Provided records
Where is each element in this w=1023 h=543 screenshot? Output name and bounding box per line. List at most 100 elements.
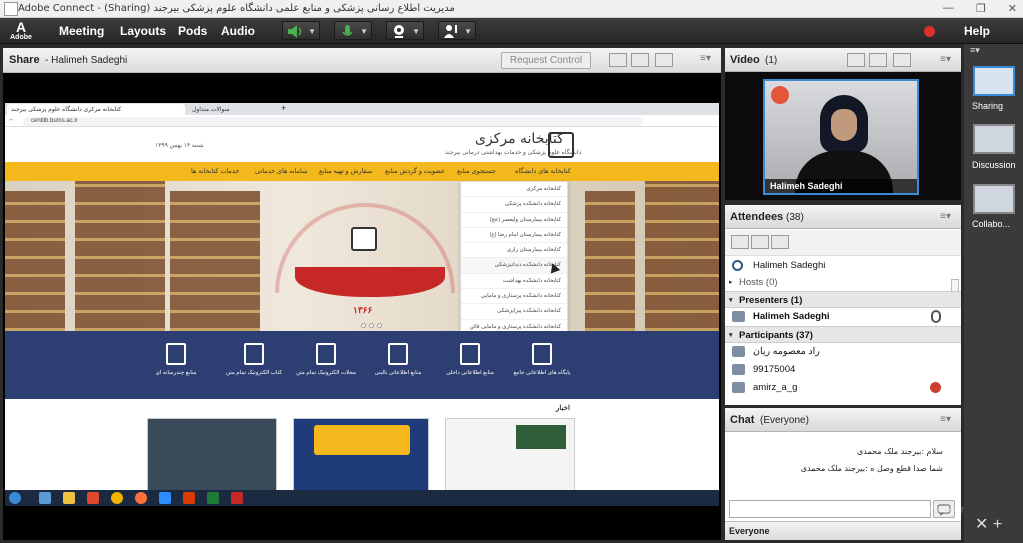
journal-icon[interactable]	[316, 343, 336, 365]
microphone-icon	[342, 25, 353, 36]
webcam-feed[interactable]: Halimeh Sadeghi	[763, 79, 919, 195]
taskbar-app-icon[interactable]	[39, 492, 51, 504]
taskbar-app-icon[interactable]	[87, 492, 99, 504]
attendees-count: (38)	[786, 212, 804, 223]
back-icon[interactable]: ←	[8, 116, 15, 123]
dropdown-item[interactable]: کتابخانه بیمارستان ولیعصر (عج)	[461, 213, 567, 228]
participants-group[interactable]: ▾ Participants (37)	[725, 326, 961, 343]
chrome-icon[interactable]	[111, 492, 123, 504]
ebook-icon[interactable]	[244, 343, 264, 365]
database-icon[interactable]	[532, 343, 552, 365]
dropdown-item[interactable]: کتابخانه دانشکده پیراپزشکی	[461, 304, 567, 320]
news-card-meeting-photo[interactable]	[147, 418, 277, 495]
pod-options-menu-icon[interactable]: ≡▾	[940, 54, 951, 65]
service-label[interactable]: مجلات الکترونیک تمام متن	[291, 370, 361, 376]
nav-order[interactable]: سفارش و تهیه منابع	[319, 167, 372, 175]
current-user-row[interactable]: Halimeh Sadeghi	[725, 257, 961, 274]
activate-windows-watermark: Activate Windows	[800, 484, 911, 500]
menu-help[interactable]: Help	[964, 24, 990, 38]
breakout-view-icon[interactable]	[771, 235, 789, 249]
grid-view-icon[interactable]	[751, 235, 769, 249]
dropdown-item[interactable]: کتابخانه دانشکده بهداشت	[461, 274, 567, 290]
attendee-row[interactable]: Halimeh Sadeghi	[725, 308, 961, 325]
hosts-group[interactable]: ▸ Hosts (0)	[725, 274, 961, 291]
video-filmstrip-icon[interactable]	[869, 53, 887, 67]
excel-icon[interactable]	[207, 492, 219, 504]
stethoscope-icon[interactable]	[388, 343, 408, 365]
microphone-button[interactable]: ▼	[334, 21, 372, 40]
attendee-row[interactable]: 99175004	[725, 361, 961, 378]
my-status-icon	[732, 260, 743, 271]
windows-start-icon[interactable]	[9, 492, 21, 504]
service-label[interactable]: کتاب الکترونیک تمام متن	[219, 370, 289, 376]
layout-label[interactable]: Collabo...	[972, 219, 1010, 229]
nav-libraries[interactable]: کتابخانه های دانشگاه	[515, 167, 571, 175]
attendee-row[interactable]: amirz_a_g	[725, 379, 961, 396]
video-fullscreen-icon[interactable]	[893, 53, 911, 67]
news-card-poster[interactable]	[293, 418, 429, 495]
menu-layouts[interactable]: Layouts	[120, 24, 166, 38]
presenters-group[interactable]: ▾ Presenters (1)	[725, 291, 961, 308]
pod-options-menu-icon[interactable]: ≡▾	[940, 414, 951, 425]
browser-url[interactable]: centlib.bums.ac.ir	[23, 117, 643, 126]
carousel-dots[interactable]	[361, 323, 382, 328]
service-label[interactable]: منابع اطلاعاتی داخلی	[435, 370, 505, 376]
multimedia-icon[interactable]	[166, 343, 186, 365]
layout-thumb-collaboration[interactable]	[973, 184, 1015, 214]
pod-options-menu-icon[interactable]: ≡▾	[700, 53, 711, 64]
powerpoint-icon[interactable]	[183, 492, 195, 504]
layout-label[interactable]: Discussion	[972, 160, 1016, 170]
nav-membership[interactable]: عضویت و گردش منابع	[385, 167, 445, 175]
layouts-close-icon[interactable]: ✕ +	[975, 514, 1002, 534]
fit-to-window-icon[interactable]	[609, 53, 627, 67]
menu-pods[interactable]: Pods	[178, 24, 207, 38]
nav-search[interactable]: جستجوی منابع	[457, 167, 496, 175]
maximize-button[interactable]: ❐	[976, 2, 986, 15]
video-pod-header: Video (1) ≡▾	[725, 48, 961, 72]
camera-button[interactable]: ▼	[386, 21, 424, 40]
news-card-classroom[interactable]	[445, 418, 575, 495]
dropdown-item[interactable]: کتابخانه دانشکده پرستاری و مامایی	[461, 289, 567, 305]
service-label[interactable]: پایگاه های اطلاعاتی جامع	[507, 370, 577, 376]
dropdown-item[interactable]: کتابخانه مرکزی	[461, 182, 567, 198]
chat-recipient-tab[interactable]: Everyone	[729, 526, 770, 536]
layout-label[interactable]: Sharing	[972, 101, 1003, 111]
new-tab-icon[interactable]: +	[281, 103, 286, 113]
list-view-icon[interactable]	[731, 235, 749, 249]
video-grid-icon[interactable]	[847, 53, 865, 67]
taskbar-app-icon[interactable]	[159, 492, 171, 504]
menu-meeting[interactable]: Meeting	[59, 24, 104, 38]
attendee-row[interactable]: راد معصومه ریان	[725, 343, 961, 360]
presenter-face	[831, 109, 857, 141]
layout-thumb-sharing[interactable]	[973, 66, 1015, 96]
nav-systems[interactable]: سامانه های خدماتی	[255, 167, 307, 175]
video-pod: Video (1) ≡▾ Halimeh Sadeghi	[725, 48, 961, 200]
layouts-menu-icon[interactable]: ≡▾	[970, 45, 980, 56]
service-label[interactable]: منابع چندرسانه ای	[141, 370, 211, 376]
dropdown-item[interactable]: کتابخانه دانشکده پزشکی	[461, 197, 567, 213]
menu-audio[interactable]: Audio	[221, 24, 255, 38]
firefox-icon[interactable]	[135, 492, 147, 504]
status-button[interactable]: ▼	[438, 21, 476, 40]
close-window-button[interactable]: ✕	[1008, 2, 1017, 15]
actual-size-icon[interactable]	[631, 53, 649, 67]
activate-windows-subtext: Go to Settings to activate Windows	[798, 504, 969, 516]
window-title: Adobe Connect - (Sharing) مدیریت اطلاع ر…	[18, 3, 455, 14]
dropdown-item[interactable]: کتابخانه بیمارستان رازی	[461, 243, 567, 259]
speaker-button[interactable]: ▼	[282, 21, 320, 40]
nav-services[interactable]: خدمات کتابخانه ها	[191, 167, 239, 175]
browser-tab-library[interactable]: کتابخانه مرکزی دانشگاه علوم پزشکی بیرجند	[7, 104, 185, 115]
dropdown-item[interactable]: کتابخانه بیمارستان امام رضا (ع)	[461, 228, 567, 244]
pod-options-menu-icon[interactable]: ≡▾	[940, 211, 951, 222]
document-icon[interactable]	[460, 343, 480, 365]
folder-icon[interactable]	[63, 492, 75, 504]
browser-tab-faq[interactable]: سوالات متداول	[188, 104, 274, 115]
recording-indicator-icon[interactable]	[924, 26, 935, 37]
service-label[interactable]: منابع اطلاعاتی بالینی	[363, 370, 433, 376]
request-control-button[interactable]: Request Control	[501, 52, 591, 69]
fullscreen-icon[interactable]	[655, 53, 673, 67]
layout-thumb-discussion[interactable]	[973, 124, 1015, 154]
adobe-reader-icon[interactable]	[231, 492, 243, 504]
minimize-button[interactable]: —	[943, 2, 954, 15]
participant-icon	[732, 382, 745, 393]
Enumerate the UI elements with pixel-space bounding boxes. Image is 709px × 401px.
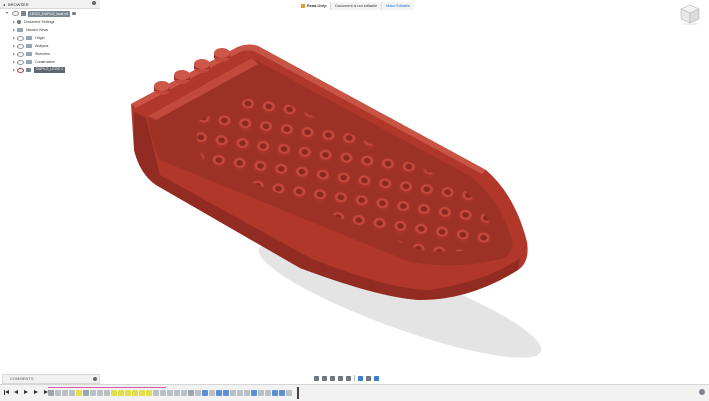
timeline-feature[interactable] xyxy=(216,390,222,396)
orbit-icon[interactable] xyxy=(314,375,319,381)
timeline-bar xyxy=(0,384,709,401)
timeline-feature[interactable] xyxy=(125,390,131,396)
gear-icon[interactable] xyxy=(699,389,705,395)
grid-settings-icon[interactable] xyxy=(365,375,371,381)
timeline-feature[interactable] xyxy=(223,390,229,396)
comments-panel[interactable]: COMMENTS xyxy=(2,374,100,384)
timeline-feature[interactable] xyxy=(97,390,103,396)
timeline-feature[interactable] xyxy=(244,390,250,396)
timeline-marker[interactable] xyxy=(297,387,299,399)
comments-title: COMMENTS xyxy=(10,377,34,381)
timeline-feature[interactable] xyxy=(181,390,187,396)
zoom-icon[interactable] xyxy=(338,375,343,381)
timeline-feature[interactable] xyxy=(167,390,173,396)
timeline-feature[interactable] xyxy=(230,390,236,396)
timeline-feature[interactable] xyxy=(195,390,201,396)
timeline-feature[interactable] xyxy=(237,390,243,396)
add-comment-icon[interactable] xyxy=(93,376,97,381)
timeline-feature[interactable] xyxy=(209,390,215,396)
timeline-feature[interactable] xyxy=(132,390,138,396)
timeline-feature[interactable] xyxy=(62,390,68,396)
timeline-feature[interactable] xyxy=(146,390,152,396)
timeline-feature[interactable] xyxy=(48,390,54,396)
timeline-feature[interactable] xyxy=(83,390,89,396)
step-back-icon[interactable] xyxy=(13,389,19,395)
pan-icon[interactable] xyxy=(330,375,335,381)
timeline-track xyxy=(48,388,292,398)
toolbar-divider xyxy=(354,375,355,381)
timeline-feature[interactable] xyxy=(111,390,117,396)
timeline-feature[interactable] xyxy=(258,390,264,396)
navigation-toolbar xyxy=(314,374,379,382)
viewports-icon[interactable] xyxy=(373,375,379,381)
timeline-feature[interactable] xyxy=(251,390,257,396)
timeline-feature[interactable] xyxy=(272,390,278,396)
timeline-feature[interactable] xyxy=(188,390,194,396)
timeline-feature[interactable] xyxy=(104,390,110,396)
go-to-start-icon[interactable] xyxy=(3,389,9,395)
timeline-controls xyxy=(3,389,49,395)
timeline-feature[interactable] xyxy=(55,390,61,396)
timeline-feature[interactable] xyxy=(153,390,159,396)
step-forward-icon[interactable] xyxy=(33,389,39,395)
display-settings-icon[interactable] xyxy=(357,375,363,381)
fit-icon[interactable] xyxy=(346,375,351,381)
timeline-feature[interactable] xyxy=(202,390,208,396)
timeline-feature[interactable] xyxy=(139,390,145,396)
boat-model[interactable] xyxy=(0,0,709,400)
look-at-icon[interactable] xyxy=(322,375,327,381)
timeline-feature[interactable] xyxy=(118,390,124,396)
timeline-feature[interactable] xyxy=(160,390,166,396)
play-icon[interactable] xyxy=(23,389,29,395)
timeline-feature[interactable] xyxy=(265,390,271,396)
timeline-feature[interactable] xyxy=(286,390,292,396)
timeline-feature[interactable] xyxy=(174,390,180,396)
timeline-feature[interactable] xyxy=(69,390,75,396)
timeline-feature[interactable] xyxy=(279,390,285,396)
timeline-feature[interactable] xyxy=(90,390,96,396)
timeline-feature[interactable] xyxy=(76,390,82,396)
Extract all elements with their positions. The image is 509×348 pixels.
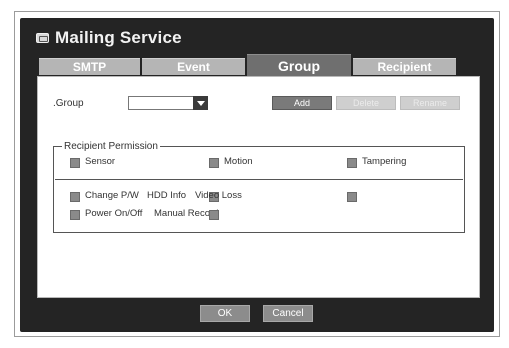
change-pw-label: Change P/W — [85, 190, 139, 201]
motion-checkbox[interactable] — [209, 158, 219, 168]
group-select[interactable] — [128, 96, 208, 110]
group-panel: .Group Add Delete Rename Recipient Permi… — [37, 76, 480, 298]
permission-divider — [55, 179, 463, 180]
video-loss-checkbox[interactable] — [347, 192, 357, 202]
mail-icon — [36, 33, 49, 43]
tab-recipient[interactable]: Recipient — [353, 58, 456, 75]
tab-group[interactable]: Group — [247, 54, 351, 76]
group-label: .Group — [53, 98, 84, 109]
tampering-label: Tampering — [362, 156, 407, 167]
tampering-checkbox[interactable] — [347, 158, 357, 168]
change-pw-checkbox[interactable] — [70, 192, 80, 202]
recipient-permission-legend: Recipient Permission — [64, 141, 158, 152]
motion-label: Motion — [224, 156, 253, 167]
tab-bar: SMTP Event Group Recipient — [39, 54, 479, 76]
title-bar: Mailing Service — [36, 27, 182, 49]
add-button[interactable]: Add — [272, 96, 332, 110]
mailing-service-dialog: Mailing Service SMTP Event Group Recipie… — [20, 18, 494, 332]
video-loss-label: Video Loss — [195, 190, 242, 201]
tab-event[interactable]: Event — [142, 58, 245, 75]
recipient-permission-group: Recipient Permission — [53, 141, 465, 233]
tab-smtp[interactable]: SMTP — [39, 58, 140, 75]
hdd-info-label: HDD Info — [147, 190, 187, 201]
power-onoff-label: Power On/Off — [85, 208, 143, 219]
manual-record-checkbox[interactable] — [209, 210, 219, 220]
delete-button[interactable]: Delete — [336, 96, 396, 110]
ok-button[interactable]: OK — [200, 305, 250, 322]
rename-button[interactable]: Rename — [400, 96, 460, 110]
cancel-button[interactable]: Cancel — [263, 305, 313, 322]
sensor-label: Sensor — [85, 156, 116, 167]
chevron-down-icon[interactable] — [193, 96, 208, 110]
dialog-title: Mailing Service — [55, 28, 182, 47]
sensor-checkbox[interactable] — [70, 158, 80, 168]
power-onoff-checkbox[interactable] — [70, 210, 80, 220]
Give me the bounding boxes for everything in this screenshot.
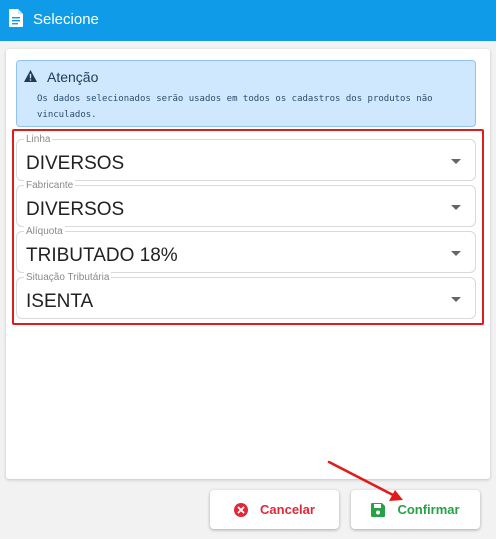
aliquota-value: TRIBUTADO 18% <box>26 245 178 266</box>
aliquota-select[interactable]: Alíquota TRIBUTADO 18% <box>16 226 476 273</box>
cancel-icon <box>234 502 249 517</box>
save-icon <box>371 502 386 517</box>
attention-alert: Atenção Os dados selecionados serão usad… <box>16 60 476 127</box>
warning-icon <box>24 70 37 82</box>
confirm-label: Confirmar <box>397 502 460 517</box>
window-title: Selecione <box>33 11 99 28</box>
chevron-down-icon[interactable] <box>451 159 461 164</box>
fabricante-value: DIVERSOS <box>26 199 125 220</box>
situacao-tributaria-value: ISENTA <box>26 291 94 312</box>
alert-message: Os dados selecionados serão usados em to… <box>37 94 433 120</box>
aliquota-label: Alíquota <box>24 226 65 238</box>
linha-value: DIVERSOS <box>26 153 125 174</box>
title-bar: Selecione <box>0 0 496 41</box>
form-panel: Atenção Os dados selecionados serão usad… <box>6 49 490 479</box>
confirm-button[interactable]: Confirmar <box>351 490 480 529</box>
chevron-down-icon[interactable] <box>451 205 461 210</box>
situacao-tributaria-label: Situação Tributária <box>24 272 112 284</box>
document-icon <box>9 9 23 27</box>
fabricante-label: Fabricante <box>24 180 76 192</box>
situacao-tributaria-select[interactable]: Situação Tributária ISENTA <box>16 272 476 319</box>
chevron-down-icon[interactable] <box>451 297 461 302</box>
linha-label: Linha <box>24 134 53 146</box>
fabricante-select[interactable]: Fabricante DIVERSOS <box>16 180 476 227</box>
cancel-label: Cancelar <box>260 502 315 517</box>
linha-select[interactable]: Linha DIVERSOS <box>16 134 476 181</box>
chevron-down-icon[interactable] <box>451 251 461 256</box>
cancel-button[interactable]: Cancelar <box>210 490 339 529</box>
alert-title: Atenção <box>47 69 99 85</box>
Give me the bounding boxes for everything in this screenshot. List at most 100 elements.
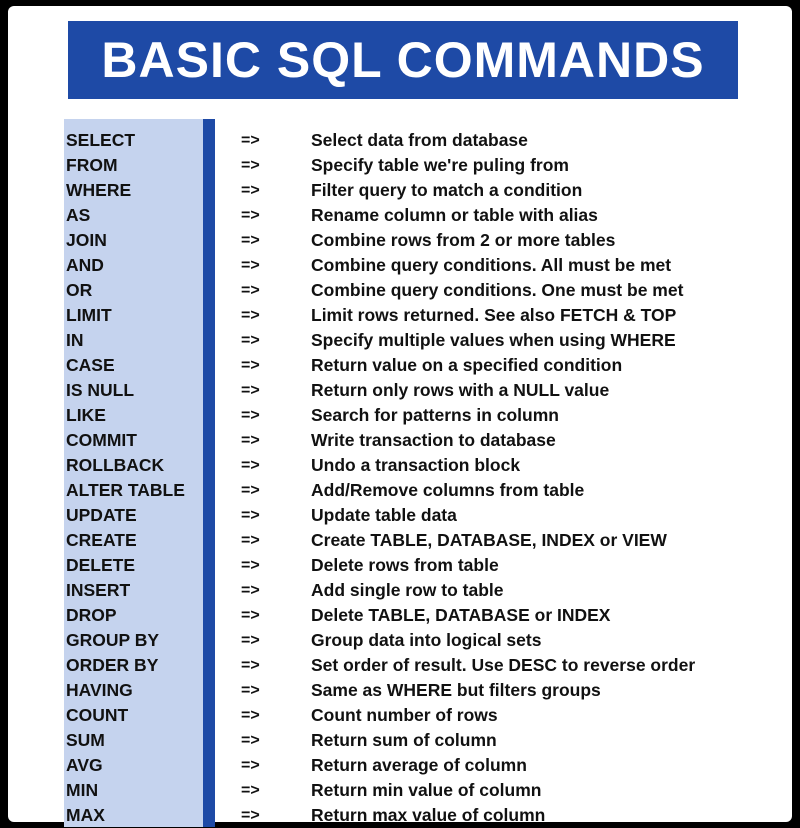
command-description: Return sum of column [311,730,497,750]
command-row: OR => Combine query conditions. One must b… [8,278,792,303]
command-description: Combine rows from 2 or more tables [311,230,616,250]
command-row: UPDATE => Update table data [8,503,792,528]
command-row: SUM => Return sum of column [8,728,792,753]
command-row: GROUP BY => Group data into logical sets [8,628,792,653]
arrow-separator: => [241,707,260,724]
command-row: COMMIT => Write transaction to database [8,428,792,453]
arrow-separator: => [241,807,260,824]
command-description: Filter query to match a condition [311,180,583,200]
command-keyword: IN [66,330,84,350]
command-keyword: FROM [66,155,118,175]
command-keyword: AS [66,205,91,225]
command-row: FROM => Specify table we're puling from [8,153,792,178]
command-keyword: WHERE [66,180,132,200]
command-keyword: DELETE [66,555,136,575]
command-keyword: OR [66,280,93,300]
arrow-separator: => [241,357,260,374]
command-description: Create TABLE, DATABASE, INDEX or VIEW [311,530,667,550]
command-description: Combine query conditions. All must be me… [311,255,672,275]
command-keyword: MAX [66,805,105,825]
arrow-separator: => [241,507,260,524]
command-description: Delete rows from table [311,555,499,575]
command-description: Update table data [311,505,457,525]
command-description: Specify multiple values when using WHERE [311,330,676,350]
arrow-separator: => [241,532,260,549]
arrow-separator: => [241,307,260,324]
command-description: Same as WHERE but filters groups [311,680,601,700]
arrow-separator: => [241,607,260,624]
command-keyword: AVG [66,755,103,775]
command-keyword: MIN [66,780,99,800]
command-row: CASE => Return value on a specified condit… [8,353,792,378]
arrow-separator: => [241,257,260,274]
command-keyword: UPDATE [66,505,137,525]
command-row: AS => Rename column or table with alias [8,203,792,228]
command-keyword: LIKE [66,405,106,425]
arrow-separator: => [241,182,260,199]
command-description: Return max value of column [311,805,546,825]
command-keyword: SUM [66,730,105,750]
arrow-separator: => [241,557,260,574]
arrow-separator: => [241,582,260,599]
command-description: Delete TABLE, DATABASE or INDEX [311,605,611,625]
command-description: Combine query conditions. One must be me… [311,280,684,300]
arrow-separator: => [241,382,260,399]
command-row: MIN => Return min value of column [8,778,792,803]
arrow-separator: => [241,682,260,699]
page-title: BASIC SQL COMMANDS [101,32,705,88]
command-keyword: ORDER BY [66,655,159,675]
command-keyword: INSERT [66,580,131,600]
command-list: SELECT => Select data from database FROM => S… [8,128,792,828]
command-row: CREATE => Create TABLE, DATABASE, INDEX or… [8,528,792,553]
command-keyword: JOIN [66,230,107,250]
cheat-sheet-card: BASIC SQL COMMANDS SELECT => Select data f… [8,6,792,827]
command-keyword: AND [66,255,104,275]
command-row: DROP => Delete TABLE, DATABASE or INDEX [8,603,792,628]
command-description: Rename column or table with alias [311,205,598,225]
arrow-separator: => [241,282,260,299]
arrow-separator: => [241,332,260,349]
command-keyword: COUNT [66,705,129,725]
command-description: Search for patterns in column [311,405,559,425]
command-description: Undo a transaction block [311,455,521,475]
command-row: WHERE => Filter query to match a condition [8,178,792,203]
command-description: Return min value of column [311,780,542,800]
command-description: Limit rows returned. See also FETCH & TO… [311,305,677,325]
arrow-separator: => [241,657,260,674]
command-keyword: ALTER TABLE [66,480,185,500]
command-row: HAVING => Same as WHERE but filters groups [8,678,792,703]
command-row: DELETE => Delete rows from table [8,553,792,578]
command-row: SELECT => Select data from database [8,128,792,153]
command-description: Set order of result. Use DESC to reverse… [311,655,696,675]
command-row: JOIN => Combine rows from 2 or more tables [8,228,792,253]
command-keyword: CASE [66,355,115,375]
command-keyword: IS NULL [66,380,135,400]
command-description: Return average of column [311,755,527,775]
command-row: LIMIT => Limit rows returned. See also FET… [8,303,792,328]
command-keyword: SELECT [66,130,136,150]
command-description: Return only rows with a NULL value [311,380,610,400]
command-row: ALTER TABLE => Add/Remove columns from tab… [8,478,792,503]
command-row: IN => Specify multiple values when using W… [8,328,792,353]
command-description: Specify table we're puling from [311,155,569,175]
arrow-separator: => [241,432,260,449]
command-keyword: CREATE [66,530,137,550]
command-keyword: LIMIT [66,305,112,325]
command-description: Add single row to table [311,580,504,600]
command-keyword: DROP [66,605,117,625]
command-row: LIKE => Search for patterns in column [8,403,792,428]
command-description: Return value on a specified condition [311,355,623,375]
command-row: MAX => Return max value of column [8,803,792,828]
command-row: ROLLBACK => Undo a transaction block [8,453,792,478]
command-row: ORDER BY => Set order of result. Use DESC … [8,653,792,678]
arrow-separator: => [241,482,260,499]
command-keyword: HAVING [66,680,133,700]
title-banner: BASIC SQL COMMANDS [68,21,738,99]
command-row: AVG => Return average of column [8,753,792,778]
arrow-separator: => [241,757,260,774]
command-keyword: GROUP BY [66,630,160,650]
arrow-separator: => [241,232,260,249]
arrow-separator: => [241,782,260,799]
command-keyword: ROLLBACK [66,455,165,475]
command-row: INSERT => Add single row to table [8,578,792,603]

Task to carry out
In the listing, reproduce everything from the line containing "aliquota-value: TRIBUTADO 18%" down to the line containing "chevron-down-icon[interactable] <box>451 251", changing every "DIVERSOS" to "OUTROS" and leaving the rest untouched.

The reply
aliquota-value: TRIBUTADO 18% <box>26 245 178 266</box>
aliquota-select[interactable]: Alíquota TRIBUTADO 18% <box>16 226 476 273</box>
cancel-icon <box>234 502 249 517</box>
save-icon <box>371 502 386 517</box>
attention-alert: Atenção Os dados selecionados serão usad… <box>16 60 476 127</box>
warning-icon <box>24 70 37 82</box>
confirm-label: Confirmar <box>397 502 460 517</box>
window-title: Selecione <box>33 11 99 28</box>
chevron-down-icon[interactable] <box>451 159 461 164</box>
fabricante-value: OUTROS <box>26 199 125 220</box>
situacao-tributaria-value: ISENTA <box>26 291 94 312</box>
alert-message: Os dados selecionados serão usados em to… <box>37 94 433 120</box>
aliquota-label: Alíquota <box>24 226 65 238</box>
linha-value: OUTROS <box>26 153 125 174</box>
title-bar: Selecione <box>0 0 496 41</box>
form-panel: Atenção Os dados selecionados serão usad… <box>6 49 490 479</box>
confirm-button[interactable]: Confirmar <box>351 490 480 529</box>
chevron-down-icon[interactable] <box>451 205 461 210</box>
situacao-tributaria-label: Situação Tributária <box>24 272 112 284</box>
document-icon <box>9 9 23 27</box>
fabricante-label: Fabricante <box>24 180 76 192</box>
situacao-tributaria-select[interactable]: Situação Tributária ISENTA <box>16 272 476 319</box>
chevron-down-icon[interactable] <box>451 297 461 302</box>
linha-label: Linha <box>24 134 53 146</box>
fabricante-select[interactable]: Fabricante OUTROS <box>16 180 476 227</box>
cancel-label: Cancelar <box>260 502 315 517</box>
linha-select[interactable]: Linha OUTROS <box>16 134 476 181</box>
chevron-down-icon[interactable] <box>451 251 461 256</box>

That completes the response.